_The task:_
Copy whichever lines contain the string "Gunsten".

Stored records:
[START]
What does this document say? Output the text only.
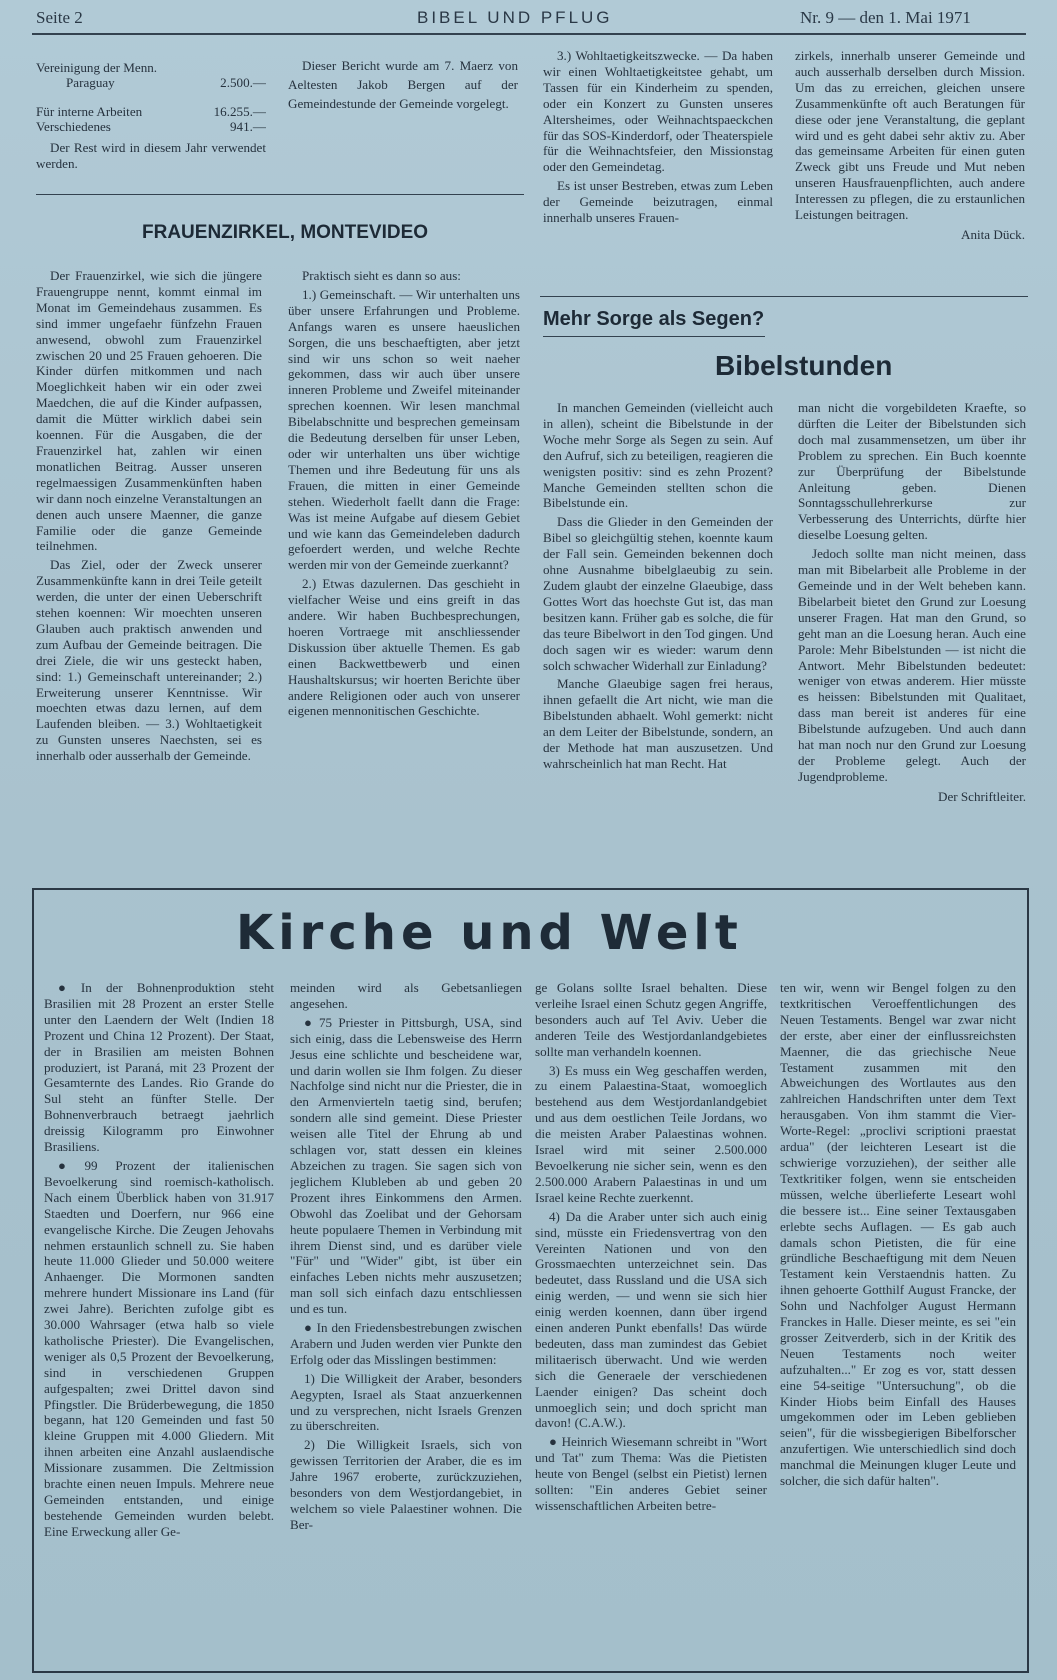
Seite 2	BIBEL UND PFLUG	Nr. 9 — den 1. Mai 1971
Vereinigung der Menn.
Paraguay	2.500.—
Für interne Arbeiten	16.255.—
Verschiedenes	941.—

Der Rest wird in diesem Jahr verwendet werden.

Dieser Bericht wurde am 7. Maerz von Aeltesten Jakob Bergen auf der Gemeindestunde der Gemeinde vorgelegt.

3.) Wohltaetigkeitszwecke. — Da haben wir einen Wohltaetigkeitstee gehabt, um Tassen für ein Kinderheim zu spenden, oder ein Konzert zu Gunsten unseres Altersheimes, oder Weihnachtspaeckchen für das SOS-Kinderdorf, oder Theaterspiele für die Weihnachtsfeier, den Missionstag oder den Gemeindetag.

Es ist unser Bestreben, etwas zum Leben der Gemeinde beizutragen, einmal innerhalb unseres Frauen-

zirkels, innerhalb unserer Gemeinde und auch ausserhalb derselben durch Mission. Um das zu erreichen, gleichen unsere Zusammenkünfte oft auch Beratungen für diese oder jene Veranstaltung, die geplant wird und es geht dabei sehr aktiv zu. Aber das gemeinsame Arbeiten für einen guten Zweck gibt uns Freude und Mut neben unseren Hausfrauenpflichten, auch andere Interessen zu pflegen, die zu erstaunlichen Leistungen beitragen.

Anita Dück.

FRAUENZIRKEL, MONTEVIDEO

Der Frauenzirkel, wie sich die jüngere Frauengruppe nennt, kommt einmal im Monat im Gemeindehaus zusammen. Es sind immer ungefaehr fünfzehn Frauen anwesend, obwohl zum Frauenzirkel zwischen 20 und 25 Frauen gehoeren. Die Kinder dürfen mitkommen und nach Moeglichkeit haben wir ein oder zwei Maedchen, die auf die Kinder aufpassen, damit die Mütter wirklich dabei sein koennen. Für die Ausgaben, die der Frauenzirkel hat, zahlen wir einen monatlichen Beitrag. Ausser unseren regelmaessigen Zusammenkünften haben wir dann noch einzelne Veranstaltungen an denen auch unsere Maenner, die ganze Familie oder die ganze Gemeinde teilnehmen.

Das Ziel, oder der Zweck unserer Zusammenkünfte kann in drei Teile geteilt werden, die unter der einen Ueberschrift stehen koennen: Wir moechten unseren Glauben auch praktisch anwenden und zum Aufbau der Gemeinde beitragen. Die drei Ziele, die wir uns gesteckt haben, sind: 1.) Gemeinschaft untereinander; 2.) Erweiterung unserer Kenntnisse. Wir moechten etwas dazu lernen, auf dem Laufenden bleiben. — 3.) Wohltaetigkeit zu Gunsten unseres Naechsten, sei es innerhalb oder ausserhalb der Gemeinde.

Praktisch sieht es dann so aus:

1.) Gemeinschaft. — Wir unterhalten uns über unsere Erfahrungen und Probleme. Anfangs waren es unsere haeuslichen Sorgen, die uns beschaeftigten, aber jetzt sind wir uns schon so weit naeher gekommen, dass wir auch über unsere inneren Probleme und Zweifel miteinander sprechen koennen. Wir lesen manchmal Bibelabschnitte und besprechen gemeinsam die Bedeutung derselben für unser Leben, oder wir unterhalten uns über wichtige Themen und ihre Bedeutung für uns als Frauen, die mitten in einer Gemeinde stehen. Wiederholt faellt dann die Frage: Was ist meine Aufgabe auf diesem Gebiet und wie kann das Gemeindeleben dadurch gefoerdert werden, und welche Rechte werden mir von der Gemeinde zuerkannt?

2.) Etwas dazulernen. Das geschieht in vielfacher Weise und eins greift in das andere. Wir haben Buchbesprechungen, hoeren Vortraege mit anschliessender Diskussion über aktuelle Themen. Es gab einen Backwettbewerb und einen Haushaltskursus; wir hoerten Berichte über andere Religionen oder auch von unserer eigenen mennonitischen Geschichte.

Mehr Sorge als Segen?
Bibelstunden

In manchen Gemeinden (vielleicht auch in allen), scheint die Bibelstunde in der Woche mehr Sorge als Segen zu sein. Auf den Aufruf, sich zu beteiligen, reagieren die wenigsten positiv: sind es zehn Prozent? Manche Gemeinden stellten schon die Bibelstunde ein.

Dass die Glieder in den Gemeinden der Bibel so gleichgültig stehen, koennte kaum der Fall sein. Gemeinden bekennen doch ohne Ausnahme bibelglaeubig zu sein. Zudem glaubt der einzelne Glaeubige, dass Gottes Wort das hoechste Gut ist, das man besitzen kann. Früher gab es solche, die für das teure Bibelwort in den Tod gingen. Und doch sagen wir es wieder: warum denn solch schwacher Widerhall zur Einladung?

Manche Glaeubige sagen frei heraus, ihnen gefaellt die Art nicht, wie man die Bibelstunden abhaelt. Wohl gemerkt: nicht an dem Leiter der Bibelstunde, sondern, an der Methode hat man auszusetzen. Und wahrscheinlich hat man Recht. Hat

man nicht die vorgebildeten Kraefte, so dürften die Leiter der Bibelstunden sich doch mal zusammensetzen, um über ihr Problem zu sprechen. Ein Buch koennte zur Überprüfung der Bibelstunde Anleitung geben. Dienen Sonntagsschullehrerkurse zur Verbesserung des Unterrichts, dürfte hier dieselbe Loesung gelten.

Jedoch sollte man nicht meinen, dass man mit Bibelarbeit alle Probleme in der Gemeinde und in der Welt beheben kann. Bibelarbeit bietet den Grund zur Loesung unserer Fragen. Hat man den Grund, so geht man an die Loesung heran. Auch eine Parole: Mehr Bibelstunden — ist nicht die Antwort. Mehr Bibelstunden bedeutet: weniger von etwas anderem. Hier müsste es heissen: Bibelstunden mit Qualitaet, dass man bereit ist anderes für eine Bibelstunde aufzugeben. Und auch dann hat man noch nur den Grund zur Loesung der Probleme gelegt. Auch der Jugendprobleme.

Der Schriftleiter.

Kirche und Welt

● In der Bohnenproduktion steht Brasilien mit 28 Prozent an erster Stelle unter den Laendern der Welt (Indien 18 Prozent und China 12 Prozent). Der Staat, der in Brasilien am meisten Bohnen produziert, ist Paraná, mit 23 Prozent der Gesamternte des Landes. Rio Grande do Sul steht an fünfter Stelle. Der Bohnenverbrauch betraegt jaehrlich dreissig Kilogramm pro Einwohner Brasiliens.

● 99 Prozent der italienischen Bevoelkerung sind roemisch-katholisch. Nach einem Überblick haben von 31.917 Staedten und Doerfern, nur 966 eine evangelische Kirche. Die Zeugen Jehovahs nehmen erstaunlich schnell zu. Sie haben heute 11.000 Glieder und 50.000 weitere Anhaenger. Die Mormonen sandten mehrere hundert Missionare ins Land (für zwei Jahre). Berichten zufolge gibt es 30.000 Wahrsager (etwa halb so viele katholische Priester). Die Evangelischen, weniger als 0,5 Prozent der Bevoelkerung, sind in verschiedenen Gruppen aufgespalten; zwei Drittel davon sind Pfingstler. Die Brüderbewegung, die 1850 begann, hat 120 Gemeinden und fast 50 kleine Gruppen mit 4.000 Gliedern. Mit ihnen arbeiten eine Anzahl auslaendische Missionare zusammen. Die Zeltmission brachte einen neuen Impuls. Mehrere neue Gemeinden entstanden, und einige bestehende Gemeinden wurden belebt. Eine Erweckung aller Ge-

meinden wird als Gebetsanliegen angesehen.

● 75 Priester in Pittsburgh, USA, sind sich einig, dass die Lebensweise des Herrn Jesus eine schlichte und bescheidene war, und darin wollen sie Ihm folgen. Zu dieser Nachfolge sind nicht nur die Priester, die in den Armenvierteln taetig sind, berufen; sondern alle sind gemeint. Diese Priester weisen alle Titel der Ehrung ab und schlagen vor, statt dessen ein kleines Abzeichen zu tragen. Sie sagen sich von jeglichem Klubleben ab und geben 20 Prozent ihres Einkommens den Armen. Obwohl das Zoelibat und der Gehorsam heute populaere Themen in Verbindung mit ihrem Dienst sind, und es darüber viele "Für" und "Wider" gibt, ist über ein einfaches Leben nichts mehr auszusetzen; man soll sich einfach dazu entschliessen und es tun.

● In den Friedensbestrebungen zwischen Arabern und Juden werden vier Punkte den Erfolg oder das Misslingen bestimmen:

1) Die Willigkeit der Araber, besonders Aegypten, Israel als Staat anzuerkennen und zu versprechen, nicht Israels Grenzen zu überschreiten.

2) Die Willigkeit Israels, sich von gewissen Territorien der Araber, die es im Jahre 1967 eroberte, zurückzuziehen, besonders von dem Westjordangebiet, in welchem so viele Palaestiner wohnen. Die Ber-

ge Golans sollte Israel behalten. Diese verleihe Israel einen Schutz gegen Angriffe, besonders auch auf Tel Aviv. Ueber die anderen Teile des Westjordanlandgebietes sollte man verhandeln koennen.

3) Es muss ein Weg geschaffen werden, zu einem Palaestina-Staat, womoeglich bestehend aus dem Westjordanlandgebiet und aus dem oestlichen Teile Jordans, wo die meisten Araber Palaestinas wohnen. Israel wird mit seiner 2.500.000 Bevoelkerung nie sicher sein, wenn es den 2.500.000 Arabern Palaestinas in und um Israel keine Rechte zuerkennt.

4) Da die Araber unter sich auch einig sind, müsste ein Friedensvertrag von den Vereinten Nationen und von den Grossmaechten unterzeichnet sein. Das bedeutet, dass Russland und die USA sich einig werden, — und wenn sie sich hier einig werden koennen, dann über irgend einen anderen Punkt ebenfalls! Das würde bedeuten, dass man zumindest das Gebiet militaerisch überwacht. Und wie werden sich die Generaele der verschiedenen Laender einigen? Das scheint doch unmoeglich sein; und doch spricht man davon! (C.A.W.).

● Heinrich Wiesemann schreibt in "Wort und Tat" zum Thema: Was die Pietisten heute von Bengel (selbst ein Pietist) lernen sollten: "Ein anderes Gebiet seiner wissenschaftlichen Arbeiten betre-

ten wir, wenn wir Bengel folgen zu den textkritischen Veroeffentlichungen des Neuen Testaments. Bengel war zwar nicht der erste, aber einer der einflussreichsten Maenner, die das griechische Neue Testament zusammen mit den Abweichungen des Wortlautes aus den zahlreichen Handschriften unter dem Text herausgaben. Von ihm stammt die Vier-Worte-Regel: „proclivi scriptioni praestat ardua" (der leichteren Leseart ist die schwierige vorzuziehen), der seither alle Textkritiker folgen, wenn sie entscheiden müssen, welche überlieferte Leseart wohl die bessere ist... Eine seiner Textausgaben erlebte sechs Auflagen. — Es gab auch damals schon Pietisten, die für eine gründliche Beschaeftigung mit dem Neuen Testament kein Verstaendnis hatten. Zu ihnen gehoerte Gotthilf August Francke, der Sohn und Nachfolger August Hermann Franckes in Halle. Dieser meinte, es sei "ein grosser Zeitverderb, sich in der Kritik des Neuen Testaments noch weiter aufzuhalten..." Er zog es vor, statt dessen eine 54-seitige "Untersuchung", ob die Kinder Hiobs beim Einfall des Hauses umgekommen oder im Leben geblieben seien", für die wissbegierigen Bibelforscher anzufertigen. Wie unterschiedlich sind doch manchmal die Meinungen kluger Leute und solcher, die sich dafür halten".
[END]
_Written solution:_
3.) Wohltaetigkeitszwecke. — Da haben wir einen Wohltaetigkeitstee gehabt, um Tassen für ein Kinderheim zu spenden, oder ein Konzert zu Gunsten unseres Altersheimes, oder Weihnachtspaeckchen für das SOS-Kinderdorf, oder Theaterspiele für die Weihnachtsfeier, den Missionstag oder den Gemeindetag.
Das Ziel, oder der Zweck unserer Zusammenkünfte kann in drei Teile geteilt werden, die unter der einen Ueberschrift stehen koennen: Wir moechten unseren Glauben auch praktisch anwenden und zum Aufbau der Gemeinde beitragen. Die drei Ziele, die wir uns gesteckt haben, sind: 1.) Gemeinschaft untereinander; 2.) Erweiterung unserer Kenntnisse. Wir moechten etwas dazu lernen, auf dem Laufenden bleiben. — 3.) Wohltaetigkeit zu Gunsten unseres Naechsten, sei es innerhalb oder ausserhalb der Gemeinde.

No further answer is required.